═════ INPUT RECORDS ═════

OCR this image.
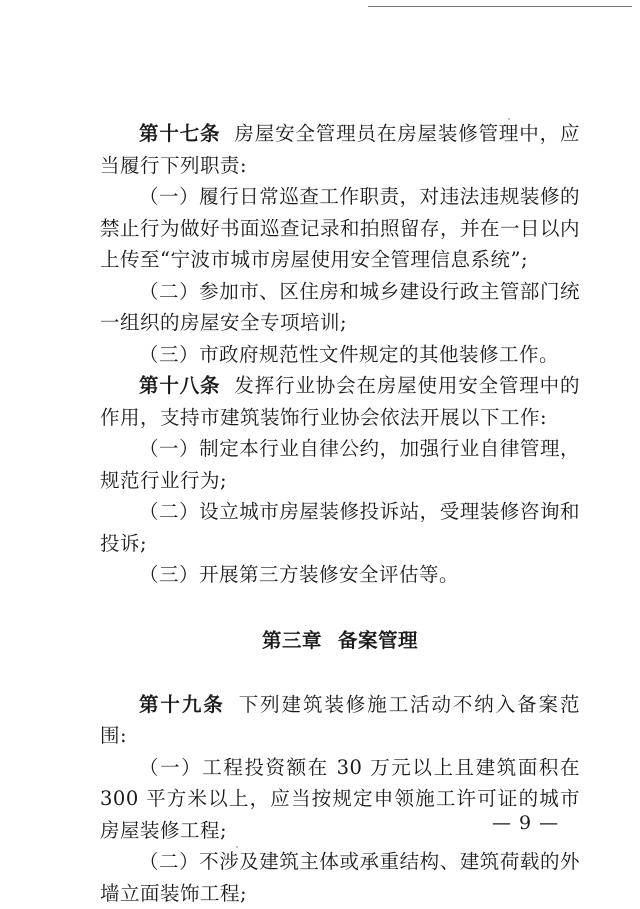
第十七条 房屋安全管理员在房屋装修管理中，应当履行下列职责:

（一）履行日常巡查工作职责，对违法违规装修的禁止行为做好书面巡查记录和拍照留存，并在一日以内上传至“宁波市城市房屋使用安全管理信息系统”;

（二）参加市、区住房和城乡建设行政主管部门统一组织的房屋安全专项培训;

（三）市政府规范性文件规定的其他装修工作。

第十八条 发挥行业协会在房屋使用安全管理中的作用，支持市建筑装饰行业协会依法开展以下工作:

（一）制定本行业自律公约，加强行业自律管理，规范行业行为;

（二）设立城市房屋装修投诉站，受理装修咨询和投诉;

（三）开展第三方装修安全评估等。

第三章 备案管理

第十九条 下列建筑装修施工活动不纳入备案范围:

（一）工程投资额在 30 万元以上且建筑面积在 300 平方米以上，应当按规定申领施工许可证的城市房屋装修工程;

（二）不涉及建筑主体或承重结构、建筑荷载的外墙立面装饰工程;

— 9 —
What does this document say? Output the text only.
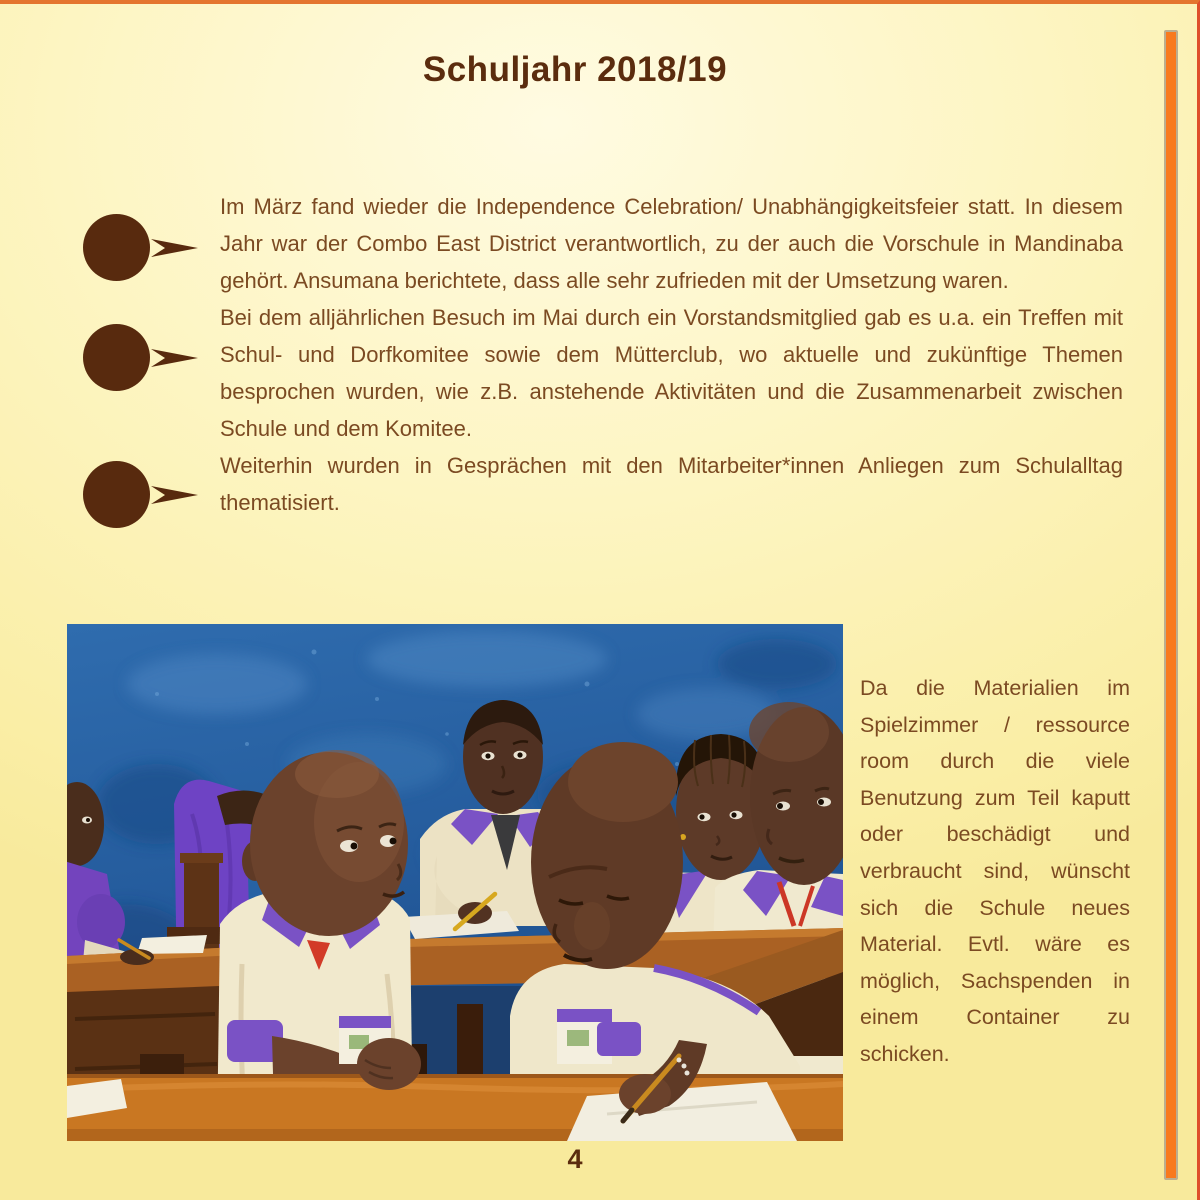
Schuljahr 2018/19

Im März fand wieder die Independence Celebration/ Unabhängigkeitsfeier statt. In diesem Jahr war der Combo East District verantwortlich, zu der auch die Vorschule in Mandinaba gehört. Ansumana berichtete, dass alle sehr zufrieden mit der Umsetzung waren.

Bei dem alljährlichen Besuch im Mai durch ein Vorstandsmitglied gab es u.a. ein Treffen mit Schul- und Dorfkomitee sowie dem Mütterclub, wo aktuelle und zukünftige Themen besprochen wurden, wie z.B. anstehende Aktivitäten und die Zusammenarbeit zwischen Schule und dem Komitee.

Weiterhin wurden in Gesprächen mit den Mitarbeiter*innen Anliegen zum Schulalltag thematisiert.

Da die Materialien im Spielzimmer / ressource room durch die viele Benutzung zum Teil kaputt oder beschädigt und verbraucht sind, wünscht sich die Schule neues Material. Evtl. wäre es möglich, Sachspenden in einem Container zu schicken.

4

═════

■ **WRITTEN REQUEST**: Copy each line containing the word "wurden" from the data.

■ **OUTPUT**:
Bei dem alljährlichen Besuch im Mai durch ein Vorstandsmitglied gab es u.a. ein Treffen mit Schul- und Dorfkomitee sowie dem Mütterclub, wo aktuelle und zukünftige Themen besprochen wurden, wie z.B. anstehende Aktivitäten und die Zusammenarbeit zwischen Schule und dem Komitee.
Weiterhin wurden in Gesprächen mit den Mitarbeiter*innen Anliegen zum Schulalltag thematisiert.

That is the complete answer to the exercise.